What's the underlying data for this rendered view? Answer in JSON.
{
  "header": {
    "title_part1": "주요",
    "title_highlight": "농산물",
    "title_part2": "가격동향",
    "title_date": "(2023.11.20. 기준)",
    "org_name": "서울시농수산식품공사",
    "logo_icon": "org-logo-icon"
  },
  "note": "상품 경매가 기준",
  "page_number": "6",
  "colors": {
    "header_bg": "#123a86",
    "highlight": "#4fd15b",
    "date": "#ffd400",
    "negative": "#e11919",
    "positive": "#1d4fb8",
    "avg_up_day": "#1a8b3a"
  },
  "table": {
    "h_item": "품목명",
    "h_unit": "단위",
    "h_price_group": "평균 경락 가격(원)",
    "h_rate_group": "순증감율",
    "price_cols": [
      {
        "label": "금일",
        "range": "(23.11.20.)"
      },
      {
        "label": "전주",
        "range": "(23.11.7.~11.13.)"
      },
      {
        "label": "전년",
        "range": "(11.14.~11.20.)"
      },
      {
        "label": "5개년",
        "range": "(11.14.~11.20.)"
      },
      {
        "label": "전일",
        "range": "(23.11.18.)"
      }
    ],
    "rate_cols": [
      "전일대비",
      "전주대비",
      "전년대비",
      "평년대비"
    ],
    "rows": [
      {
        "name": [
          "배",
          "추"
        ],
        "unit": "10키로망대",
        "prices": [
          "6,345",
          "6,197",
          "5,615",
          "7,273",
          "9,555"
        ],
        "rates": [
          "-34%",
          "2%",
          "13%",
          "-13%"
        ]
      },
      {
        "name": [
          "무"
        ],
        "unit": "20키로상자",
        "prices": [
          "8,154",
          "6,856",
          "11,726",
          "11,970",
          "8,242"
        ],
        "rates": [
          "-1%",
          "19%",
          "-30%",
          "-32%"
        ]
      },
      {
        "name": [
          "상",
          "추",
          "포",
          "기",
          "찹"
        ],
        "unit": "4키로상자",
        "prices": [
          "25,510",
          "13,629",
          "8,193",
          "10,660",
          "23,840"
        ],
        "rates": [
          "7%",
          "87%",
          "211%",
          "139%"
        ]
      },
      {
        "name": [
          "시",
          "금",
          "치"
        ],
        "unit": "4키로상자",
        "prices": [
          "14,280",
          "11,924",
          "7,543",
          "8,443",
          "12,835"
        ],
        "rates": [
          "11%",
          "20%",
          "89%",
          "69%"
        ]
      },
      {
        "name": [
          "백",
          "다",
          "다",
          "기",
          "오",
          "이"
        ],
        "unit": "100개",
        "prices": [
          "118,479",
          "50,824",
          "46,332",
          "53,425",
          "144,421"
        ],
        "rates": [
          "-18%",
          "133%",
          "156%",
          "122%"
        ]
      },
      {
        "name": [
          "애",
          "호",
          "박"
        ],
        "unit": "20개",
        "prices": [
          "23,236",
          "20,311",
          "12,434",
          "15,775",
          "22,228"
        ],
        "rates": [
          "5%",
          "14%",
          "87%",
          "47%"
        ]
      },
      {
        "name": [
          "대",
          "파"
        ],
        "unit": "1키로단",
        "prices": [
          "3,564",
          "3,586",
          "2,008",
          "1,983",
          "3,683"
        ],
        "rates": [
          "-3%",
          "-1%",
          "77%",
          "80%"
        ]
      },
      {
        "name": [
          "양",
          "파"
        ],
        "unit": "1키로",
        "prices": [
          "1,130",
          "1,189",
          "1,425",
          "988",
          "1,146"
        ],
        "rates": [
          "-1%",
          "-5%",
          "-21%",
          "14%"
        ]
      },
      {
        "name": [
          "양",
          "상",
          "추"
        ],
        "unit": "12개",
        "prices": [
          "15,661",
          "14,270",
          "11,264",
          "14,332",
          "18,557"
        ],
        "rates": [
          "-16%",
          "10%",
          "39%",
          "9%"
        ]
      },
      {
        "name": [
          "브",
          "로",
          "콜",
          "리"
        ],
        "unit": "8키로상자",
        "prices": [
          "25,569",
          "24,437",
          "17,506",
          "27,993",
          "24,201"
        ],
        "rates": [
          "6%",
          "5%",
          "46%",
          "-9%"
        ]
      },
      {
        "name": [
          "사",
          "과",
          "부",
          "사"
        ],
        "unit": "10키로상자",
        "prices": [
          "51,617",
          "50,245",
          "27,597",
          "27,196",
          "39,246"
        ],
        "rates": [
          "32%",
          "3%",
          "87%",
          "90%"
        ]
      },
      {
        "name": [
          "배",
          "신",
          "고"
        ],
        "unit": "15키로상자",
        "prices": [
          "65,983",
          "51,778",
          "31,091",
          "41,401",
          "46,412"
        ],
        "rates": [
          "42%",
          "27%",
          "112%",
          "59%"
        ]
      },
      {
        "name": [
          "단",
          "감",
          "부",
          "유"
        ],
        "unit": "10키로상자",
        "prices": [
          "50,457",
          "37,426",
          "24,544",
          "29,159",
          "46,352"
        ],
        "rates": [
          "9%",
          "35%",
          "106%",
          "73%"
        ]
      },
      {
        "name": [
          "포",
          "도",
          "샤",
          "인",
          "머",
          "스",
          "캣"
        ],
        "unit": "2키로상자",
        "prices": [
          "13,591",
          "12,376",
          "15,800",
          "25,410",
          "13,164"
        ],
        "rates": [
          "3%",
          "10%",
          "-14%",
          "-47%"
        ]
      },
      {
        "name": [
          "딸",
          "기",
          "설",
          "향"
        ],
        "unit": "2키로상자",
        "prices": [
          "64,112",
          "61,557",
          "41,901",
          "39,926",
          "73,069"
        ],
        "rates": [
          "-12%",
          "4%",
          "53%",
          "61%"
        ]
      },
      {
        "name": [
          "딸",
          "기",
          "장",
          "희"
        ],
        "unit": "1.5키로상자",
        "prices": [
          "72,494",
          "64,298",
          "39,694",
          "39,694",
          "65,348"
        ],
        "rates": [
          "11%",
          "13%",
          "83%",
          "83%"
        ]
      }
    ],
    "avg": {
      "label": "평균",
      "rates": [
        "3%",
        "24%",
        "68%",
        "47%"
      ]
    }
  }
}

——

• [INSTRUCTIONS FOR THE TASK]:
Reproduce the records word for word.

• [WORKED ANSWER]:
What's the underlying data for this rendered view? Answer in JSON.
{
  "header": {
    "title_part1": "주요",
    "title_highlight": "농산물",
    "title_part2": "가격동향",
    "title_date": "(2023.11.20. 기준)",
    "org_name": "서울시농수산식품공사",
    "logo_icon": "org-logo-icon"
  },
  "note": "상품 경매가 기준",
  "page_number": "6",
  "colors": {
    "header_bg": "#123a86",
    "highlight": "#4fd15b",
    "date": "#ffd400",
    "negative": "#e11919",
    "positive": "#1d4fb8",
    "avg_up_day": "#1a8b3a"
  },
  "table": {
    "h_item": "품목명",
    "h_unit": "단위",
    "h_price_group": "평균 경락 가격(원)",
    "h_rate_group": "순증감율",
    "price_cols": [
      {
        "label": "금일",
        "range": "(23.11.20.)"
      },
      {
        "label": "전주",
        "range": "(23.11.7.~11.13.)"
      },
      {
        "label": "전년",
        "range": "(11.14.~11.20.)"
      },
      {
        "label": "5개년",
        "range": "(11.14.~11.20.)"
      },
      {
        "label": "전일",
        "range": "(23.11.18.)"
      }
    ],
    "rate_cols": [
      "전일대비",
      "전주대비",
      "전년대비",
      "평년대비"
    ],
    "rows": [
      {
        "name": [
          "배",
          "추"
        ],
        "unit": "10키로망대",
        "prices": [
          "6,345",
          "6,197",
          "5,615",
          "7,273",
          "9,555"
        ],
        "rates": [
          "-34%",
          "2%",
          "13%",
          "-13%"
        ]
      },
      {
        "name": [
          "무"
        ],
        "unit": "20키로상자",
        "prices": [
          "8,154",
          "6,856",
          "11,726",
          "11,970",
          "8,242"
        ],
        "rates": [
          "-1%",
          "19%",
          "-30%",
          "-32%"
        ]
      },
      {
        "name": [
          "상",
          "추",
          "포",
          "기",
          "찹"
        ],
        "unit": "4키로상자",
        "prices": [
          "25,510",
          "13,629",
          "8,193",
          "10,660",
          "23,840"
        ],
        "rates": [
          "7%",
          "87%",
          "211%",
          "139%"
        ]
      },
      {
        "name": [
          "시",
          "금",
          "치"
        ],
        "unit": "4키로상자",
        "prices": [
          "14,280",
          "11,924",
          "7,543",
          "8,443",
          "12,835"
        ],
        "rates": [
          "11%",
          "20%",
          "89%",
          "69%"
        ]
      },
      {
        "name": [
          "백",
          "다",
          "다",
          "기",
          "오",
          "이"
        ],
        "unit": "100개",
        "prices": [
          "118,479",
          "50,824",
          "46,332",
          "53,425",
          "144,421"
        ],
        "rates": [
          "-18%",
          "133%",
          "156%",
          "122%"
        ]
      },
      {
        "name": [
          "애",
          "호",
          "박"
        ],
        "unit": "20개",
        "prices": [
          "23,236",
          "20,311",
          "12,434",
          "15,775",
          "22,228"
        ],
        "rates": [
          "5%",
          "14%",
          "87%",
          "47%"
        ]
      },
      {
        "name": [
          "대",
          "파"
        ],
        "unit": "1키로단",
        "prices": [
          "3,564",
          "3,586",
          "2,008",
          "1,983",
          "3,683"
        ],
        "rates": [
          "-3%",
          "-1%",
          "77%",
          "80%"
        ]
      },
      {
        "name": [
          "양",
          "파"
        ],
        "unit": "1키로",
        "prices": [
          "1,130",
          "1,189",
          "1,425",
          "988",
          "1,146"
        ],
        "rates": [
          "-1%",
          "-5%",
          "-21%",
          "14%"
        ]
      },
      {
        "name": [
          "양",
          "상",
          "추"
        ],
        "unit": "12개",
        "prices": [
          "15,661",
          "14,270",
          "11,264",
          "14,332",
          "18,557"
        ],
        "rates": [
          "-16%",
          "10%",
          "39%",
          "9%"
        ]
      },
      {
        "name": [
          "브",
          "로",
          "콜",
          "리"
        ],
        "unit": "8키로상자",
        "prices": [
          "25,569",
          "24,437",
          "17,506",
          "27,993",
          "24,201"
        ],
        "rates": [
          "6%",
          "5%",
          "46%",
          "-9%"
        ]
      },
      {
        "name": [
          "사",
          "과",
          "부",
          "사"
        ],
        "unit": "10키로상자",
        "prices": [
          "51,617",
          "50,245",
          "27,597",
          "27,196",
          "39,246"
        ],
        "rates": [
          "32%",
          "3%",
          "87%",
          "90%"
        ]
      },
      {
        "name": [
          "배",
          "신",
          "고"
        ],
        "unit": "15키로상자",
        "prices": [
          "65,983",
          "51,778",
          "31,091",
          "41,401",
          "46,412"
        ],
        "rates": [
          "42%",
          "27%",
          "112%",
          "59%"
        ]
      },
      {
        "name": [
          "단",
          "감",
          "부",
          "유"
        ],
        "unit": "10키로상자",
        "prices": [
          "50,457",
          "37,426",
          "24,544",
          "29,159",
          "46,352"
        ],
        "rates": [
          "9%",
          "35%",
          "106%",
          "73%"
        ]
      },
      {
        "name": [
          "포",
          "도",
          "샤",
          "인",
          "머",
          "스",
          "캣"
        ],
        "unit": "2키로상자",
        "prices": [
          "13,591",
          "12,376",
          "15,800",
          "25,410",
          "13,164"
        ],
        "rates": [
          "3%",
          "10%",
          "-14%",
          "-47%"
        ]
      },
      {
        "name": [
          "딸",
          "기",
          "설",
          "향"
        ],
        "unit": "2키로상자",
        "prices": [
          "64,112",
          "61,557",
          "41,901",
          "39,926",
          "73,069"
        ],
        "rates": [
          "-12%",
          "4%",
          "53%",
          "61%"
        ]
      },
      {
        "name": [
          "딸",
          "기",
          "장",
          "희"
        ],
        "unit": "1.5키로상자",
        "prices": [
          "72,494",
          "64,298",
          "39,694",
          "39,694",
          "65,348"
        ],
        "rates": [
          "11%",
          "13%",
          "83%",
          "83%"
        ]
      }
    ],
    "avg": {
      "label": "평균",
      "rates": [
        "3%",
        "24%",
        "68%",
        "47%"
      ]
    }
  }
}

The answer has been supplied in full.